┌──

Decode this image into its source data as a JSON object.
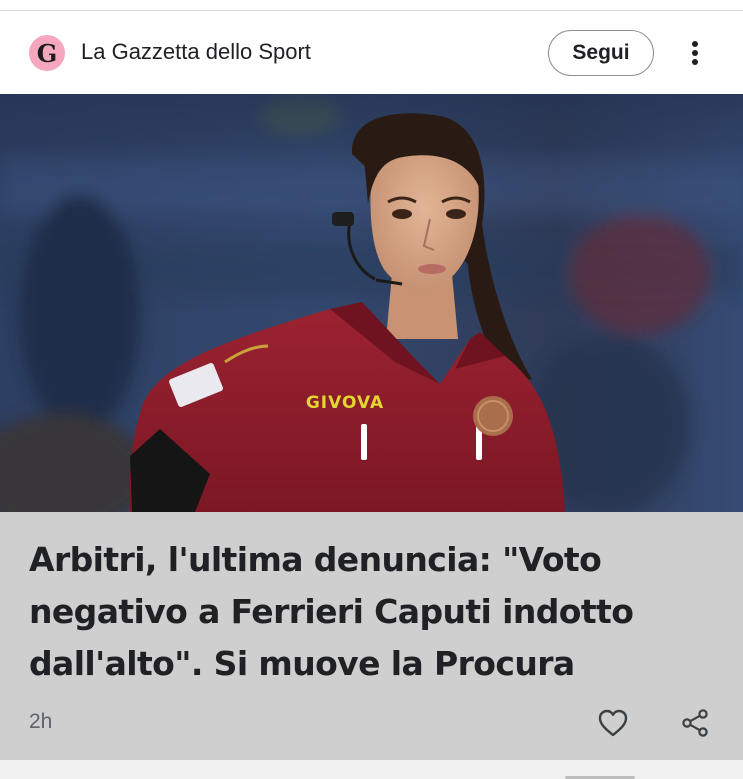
{
  "source": {
    "logo_letter": "G",
    "name": "La Gazzetta dello Sport"
  },
  "header": {
    "follow_label": "Segui",
    "more_icon": "more-vertical-icon"
  },
  "article": {
    "image_alt": "Foto: arbitro in maglia rossa GIVOVA",
    "jersey_brand": "GIVOVA",
    "headline": "Arbitri, l'ultima denuncia: \"Voto negativo a Ferrieri Caputi indotto dall'alto\". Si muove la Procura",
    "age": "2h"
  },
  "actions": {
    "like_icon": "heart-icon",
    "share_icon": "share-icon"
  },
  "colors": {
    "logo_bg": "#f5a7be",
    "card_bg": "#cfcfcf",
    "text_primary": "#202124",
    "text_secondary": "#5f6368",
    "jersey_red": "#8e1b2a",
    "jersey_brand": "#e4d530"
  }
}
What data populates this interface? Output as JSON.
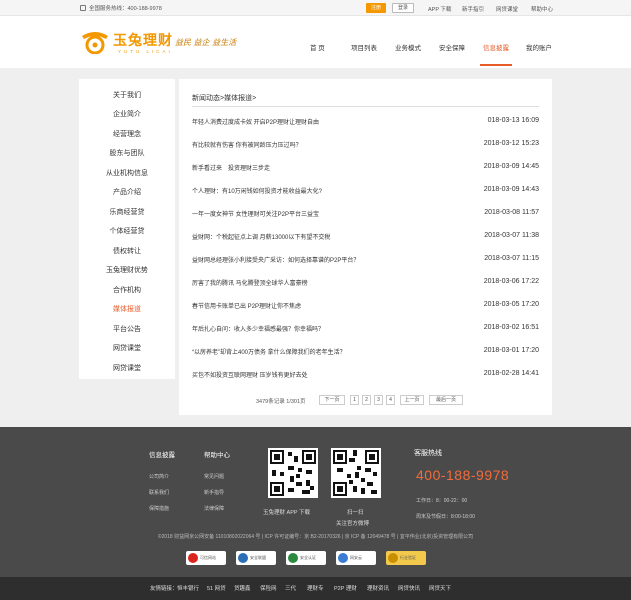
{
  "topbar": {
    "hotline": "全国服务热线：400-188-9978",
    "register": "注册",
    "login": "登录",
    "links": [
      "APP 下载",
      "新手指引",
      "网贷课堂",
      "帮助中心"
    ]
  },
  "header": {
    "logo_cn": "玉兔理财",
    "logo_en": "YUTU LICAI",
    "slogan": "益民 益企 益生活",
    "nav": [
      "首 页",
      "项目列表",
      "业务模式",
      "安全保障",
      "信息披露",
      "我的账户"
    ],
    "active_nav": "信息披露"
  },
  "sidebar": {
    "items": [
      "关于我们",
      "企业简介",
      "经营理念",
      "股东与团队",
      "从业机构信息",
      "产品介绍",
      "乐商经营贷",
      "个体经营贷",
      "债权转让",
      "玉兔理财优势",
      "合作机构",
      "媒体报道",
      "平台公告",
      "网贷课堂",
      "网贷课堂"
    ],
    "active": "媒体报道"
  },
  "main": {
    "breadcrumb": "新闻动态>媒体报道>",
    "articles": [
      {
        "title": "年轻人消费过度成卡奴 开启P2P理财让理财自由",
        "date": "018-03-13 16:09"
      },
      {
        "title": "有比较就有伤害 你有被同龄压力压过吗？",
        "date": "2018-03-12 15:23"
      },
      {
        "title": "新手看过来　投资理财三步走",
        "date": "2018-03-09 14:45"
      },
      {
        "title": "个人理财：有10万闲钱如何投资才能收益最大化?",
        "date": "2018-03-09 14:43"
      },
      {
        "title": "一年一度女神节 女性理财可关注P2P平台三益宝",
        "date": "2018-03-08 11:57"
      },
      {
        "title": "益财网：个税起征点上调 月薪13000以下有望不交税",
        "date": "2018-03-07 11:38"
      },
      {
        "title": "益财网总经理张小利接受央广采访：如何选择靠谱的P2P平台？",
        "date": "2018-03-07 11:15"
      },
      {
        "title": "厉害了我的腾讯 马化腾登顶全球华人富豪榜",
        "date": "2018-03-06 17:22"
      },
      {
        "title": "春节信用卡账单已出 P2P理财让你不焦虑",
        "date": "2018-03-05 17:20"
      },
      {
        "title": "年后扎心自问：收入多少幸福感最强？你幸福吗？",
        "date": "2018-03-02 16:51"
      },
      {
        "title": "“以房养老”却背上400万债务 拿什么保障我们的老年生活？",
        "date": "2018-03-01 17:20"
      },
      {
        "title": "买包不如投资互联网理财 压岁钱有更好去处",
        "date": "2018-02-28 14:41"
      }
    ],
    "pager": {
      "count": "3479条记录 1/301页",
      "next": "下一页",
      "pages": [
        "1",
        "2",
        "3",
        "4"
      ],
      "prev": "上一页",
      "last": "最后一页"
    }
  },
  "footer": {
    "col1_title": "信息披露",
    "col1_links": [
      "公司简介",
      "联系我们",
      "保障措施"
    ],
    "col2_title": "帮助中心",
    "col2_links": [
      "常见问题",
      "新手指导",
      "法律保障"
    ],
    "qr1_caption": "玉兔理财 APP 下载",
    "qr2_caption_1": "扫一扫",
    "qr2_caption_2": "关注官方微博",
    "hotline_title": "客服热线",
    "hotline_number": "400-188-9978",
    "worktime_1": "工作日：8：00-22：00",
    "worktime_2": "周末及节假日：8:00-18:00",
    "copyright": "©2018 财益网京公网安备 11010802022064 号 | ICP 许可证编号：京 B2-20170326 | 京 ICP 备 12049478 号 | 宜平伟业(北京)投资管理有限公司",
    "badges": [
      "可信网站",
      "安全联盟",
      "安全认证",
      "网安云",
      "行业验证"
    ],
    "friend_links": [
      "友情链接：",
      "恒丰银行",
      "51 网贷",
      "贷趣鑫",
      "保险网",
      "三代",
      "理财专",
      "P2P 理财",
      "理财资讯",
      "网贷快讯",
      "网贷天下"
    ]
  },
  "colors": {
    "accent": "#f39800",
    "active": "#e85c2b",
    "hotline": "#f36b3b",
    "footer_bg": "#4a4a4a"
  }
}
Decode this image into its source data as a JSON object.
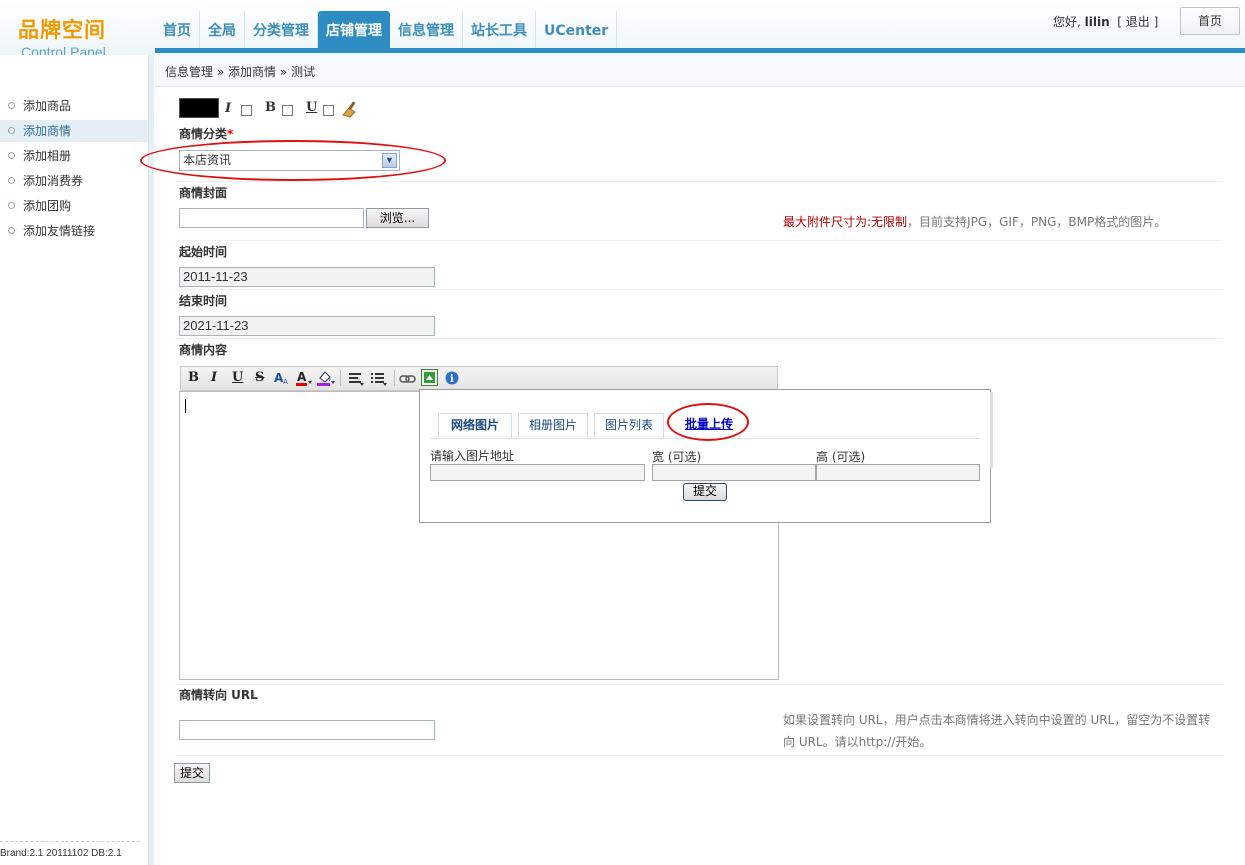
{
  "header": {
    "logo_cn": "品牌空间",
    "logo_en": "Control Panel",
    "nav": [
      "首页",
      "全局",
      "分类管理",
      "店铺管理",
      "信息管理",
      "站长工具",
      "UCenter"
    ],
    "active_nav": "店铺管理",
    "greeting": "您好,",
    "username": "lilin",
    "logout": "[ 退出 ]",
    "home_button": "首页"
  },
  "breadcrumb": "信息管理 » 添加商情 » 测试",
  "sidebar": {
    "items": [
      {
        "label": "添加商品"
      },
      {
        "label": "添加商情",
        "active": true
      },
      {
        "label": "添加相册"
      },
      {
        "label": "添加消费券"
      },
      {
        "label": "添加团购"
      },
      {
        "label": "添加友情链接"
      }
    ],
    "version": "Brand:2.1 20111102 DB:2.1"
  },
  "form": {
    "category_label": "商情分类",
    "category_required": "*",
    "category_value": "本店资讯",
    "cover_label": "商情封面",
    "browse_button": "浏览...",
    "upload_note_red": "最大附件尺寸为:无限制",
    "upload_note": "，目前支持JPG，GIF，PNG，BMP格式的图片。",
    "start_label": "起始时间",
    "start_value": "2011-11-23",
    "end_label": "结束时间",
    "end_value": "2021-11-23",
    "content_label": "商情内容",
    "redirect_label": "商情转向 URL",
    "redirect_value": "",
    "redirect_note_1": "如果设置转向 URL，用户点击本商情将进入转向中设置的 URL，留空为不设置转",
    "redirect_note_2": "向 URL。请以http://开始。",
    "submit_button": "提交"
  },
  "style_toolbar": {
    "color": "#000000",
    "italic": "I",
    "bold": "B",
    "underline": "U",
    "icons": [
      "color-swatch",
      "italic-checkbox",
      "bold-checkbox",
      "underline-checkbox",
      "broom-icon"
    ]
  },
  "editor": {
    "toolbar": [
      "B",
      "I",
      "U",
      "S"
    ],
    "icons": [
      "font-size-icon",
      "font-color-icon",
      "highlight-icon",
      "align-icon",
      "list-icon",
      "link-icon",
      "image-icon",
      "info-icon"
    ]
  },
  "image_popup": {
    "tabs": [
      "网络图片",
      "相册图片",
      "图片列表",
      "批量上传"
    ],
    "active_tab": "网络图片",
    "url_label": "请输入图片地址",
    "width_label": "宽 (可选)",
    "height_label": "高 (可选)",
    "submit": "提交"
  },
  "colors": {
    "accent": "#2d8dc2",
    "logo": "#f39800",
    "highlight_oval": "#e01010"
  }
}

└──

THE REQUEST »
Make an exact copy of the data above, pictures excluded.

RESULT »
Decode this image into its source data as a JSON object.
{
  "source": {
    "logo_letter": "G",
    "name": "La Gazzetta dello Sport"
  },
  "header": {
    "follow_label": "Segui",
    "more_icon": "more-vertical-icon"
  },
  "article": {
    "image_alt": "Foto: arbitro in maglia rossa GIVOVA",
    "jersey_brand": "GIVOVA",
    "headline": "Arbitri, l'ultima denuncia: \"Voto negativo a Ferrieri Caputi indotto dall'alto\". Si muove la Procura",
    "age": "2h"
  },
  "actions": {
    "like_icon": "heart-icon",
    "share_icon": "share-icon"
  },
  "colors": {
    "logo_bg": "#f5a7be",
    "card_bg": "#cfcfcf",
    "text_primary": "#202124",
    "text_secondary": "#5f6368",
    "jersey_red": "#8e1b2a",
    "jersey_brand": "#e4d530"
  }
}
What data populates this interface? Output as JSON.
{
  "topbar": {
    "hotline": "全国服务热线：400-188-9978",
    "register": "注册",
    "login": "登录",
    "links": [
      "APP 下载",
      "新手指引",
      "网贷课堂",
      "帮助中心"
    ]
  },
  "header": {
    "logo_cn": "玉兔理财",
    "logo_en": "YUTU LICAI",
    "slogan": "益民 益企 益生活",
    "nav": [
      "首 页",
      "项目列表",
      "业务模式",
      "安全保障",
      "信息披露",
      "我的账户"
    ],
    "active_nav": "信息披露"
  },
  "sidebar": {
    "items": [
      "关于我们",
      "企业简介",
      "经营理念",
      "股东与团队",
      "从业机构信息",
      "产品介绍",
      "乐商经营贷",
      "个体经营贷",
      "债权转让",
      "玉兔理财优势",
      "合作机构",
      "媒体报道",
      "平台公告",
      "网贷课堂",
      "网贷课堂"
    ],
    "active": "媒体报道"
  },
  "main": {
    "breadcrumb": "新闻动态>媒体报道>",
    "articles": [
      {
        "title": "年轻人消费过度成卡奴 开启P2P理财让理财自由",
        "date": "018-03-13 16:09"
      },
      {
        "title": "有比较就有伤害 你有被同龄压力压过吗？",
        "date": "2018-03-12 15:23"
      },
      {
        "title": "新手看过来　投资理财三步走",
        "date": "2018-03-09 14:45"
      },
      {
        "title": "个人理财：有10万闲钱如何投资才能收益最大化?",
        "date": "2018-03-09 14:43"
      },
      {
        "title": "一年一度女神节 女性理财可关注P2P平台三益宝",
        "date": "2018-03-08 11:57"
      },
      {
        "title": "益财网：个税起征点上调 月薪13000以下有望不交税",
        "date": "2018-03-07 11:38"
      },
      {
        "title": "益财网总经理张小利接受央广采访：如何选择靠谱的P2P平台？",
        "date": "2018-03-07 11:15"
      },
      {
        "title": "厉害了我的腾讯 马化腾登顶全球华人富豪榜",
        "date": "2018-03-06 17:22"
      },
      {
        "title": "春节信用卡账单已出 P2P理财让你不焦虑",
        "date": "2018-03-05 17:20"
      },
      {
        "title": "年后扎心自问：收入多少幸福感最强？你幸福吗？",
        "date": "2018-03-02 16:51"
      },
      {
        "title": "“以房养老”却背上400万债务 拿什么保障我们的老年生活？",
        "date": "2018-03-01 17:20"
      },
      {
        "title": "买包不如投资互联网理财 压岁钱有更好去处",
        "date": "2018-02-28 14:41"
      }
    ],
    "pager": {
      "count": "3479条记录 1/301页",
      "next": "下一页",
      "pages": [
        "1",
        "2",
        "3",
        "4"
      ],
      "prev": "上一页",
      "last": "最后一页"
    }
  },
  "footer": {
    "col1_title": "信息披露",
    "col1_links": [
      "公司简介",
      "联系我们",
      "保障措施"
    ],
    "col2_title": "帮助中心",
    "col2_links": [
      "常见问题",
      "新手指导",
      "法律保障"
    ],
    "qr1_caption": "玉兔理财 APP 下载",
    "qr2_caption_1": "扫一扫",
    "qr2_caption_2": "关注官方微博",
    "hotline_title": "客服热线",
    "hotline_number": "400-188-9978",
    "worktime_1": "工作日：8：00-22：00",
    "worktime_2": "周末及节假日：8:00-18:00",
    "copyright": "©2018 财益网京公网安备 11010802022064 号 | ICP 许可证编号：京 B2-20170326 | 京 ICP 备 12049478 号 | 宜平伟业(北京)投资管理有限公司",
    "badges": [
      "可信网站",
      "安全联盟",
      "安全认证",
      "网安云",
      "行业验证"
    ],
    "friend_links": [
      "友情链接：",
      "恒丰银行",
      "51 网贷",
      "贷趣鑫",
      "保险网",
      "三代",
      "理财专",
      "P2P 理财",
      "理财资讯",
      "网贷快讯",
      "网贷天下"
    ]
  },
  "colors": {
    "accent": "#f39800",
    "active": "#e85c2b",
    "hotline": "#f36b3b",
    "footer_bg": "#4a4a4a"
  }
}
Decode this image into its source data as a JSON object.
{
  "header": {
    "logo_cn": "品牌空间",
    "logo_en": "Control Panel",
    "nav": [
      "首页",
      "全局",
      "分类管理",
      "店铺管理",
      "信息管理",
      "站长工具",
      "UCenter"
    ],
    "active_nav": "店铺管理",
    "greeting": "您好,",
    "username": "lilin",
    "logout": "[ 退出 ]",
    "home_button": "首页"
  },
  "breadcrumb": "信息管理 » 添加商情 » 测试",
  "sidebar": {
    "items": [
      {
        "label": "添加商品"
      },
      {
        "label": "添加商情",
        "active": true
      },
      {
        "label": "添加相册"
      },
      {
        "label": "添加消费券"
      },
      {
        "label": "添加团购"
      },
      {
        "label": "添加友情链接"
      }
    ],
    "version": "Brand:2.1 20111102 DB:2.1"
  },
  "form": {
    "category_label": "商情分类",
    "category_required": "*",
    "category_value": "本店资讯",
    "cover_label": "商情封面",
    "browse_button": "浏览...",
    "upload_note_red": "最大附件尺寸为:无限制",
    "upload_note": "，目前支持JPG，GIF，PNG，BMP格式的图片。",
    "start_label": "起始时间",
    "start_value": "2011-11-23",
    "end_label": "结束时间",
    "end_value": "2021-11-23",
    "content_label": "商情内容",
    "redirect_label": "商情转向 URL",
    "redirect_value": "",
    "redirect_note_1": "如果设置转向 URL，用户点击本商情将进入转向中设置的 URL，留空为不设置转",
    "redirect_note_2": "向 URL。请以http://开始。",
    "submit_button": "提交"
  },
  "style_toolbar": {
    "color": "#000000",
    "italic": "I",
    "bold": "B",
    "underline": "U",
    "icons": [
      "color-swatch",
      "italic-checkbox",
      "bold-checkbox",
      "underline-checkbox",
      "broom-icon"
    ]
  },
  "editor": {
    "toolbar": [
      "B",
      "I",
      "U",
      "S"
    ],
    "icons": [
      "font-size-icon",
      "font-color-icon",
      "highlight-icon",
      "align-icon",
      "list-icon",
      "link-icon",
      "image-icon",
      "info-icon"
    ]
  },
  "image_popup": {
    "tabs": [
      "网络图片",
      "相册图片",
      "图片列表",
      "批量上传"
    ],
    "active_tab": "网络图片",
    "url_label": "请输入图片地址",
    "width_label": "宽 (可选)",
    "height_label": "高 (可选)",
    "submit": "提交"
  },
  "colors": {
    "accent": "#2d8dc2",
    "logo": "#f39800",
    "highlight_oval": "#e01010"
  }
}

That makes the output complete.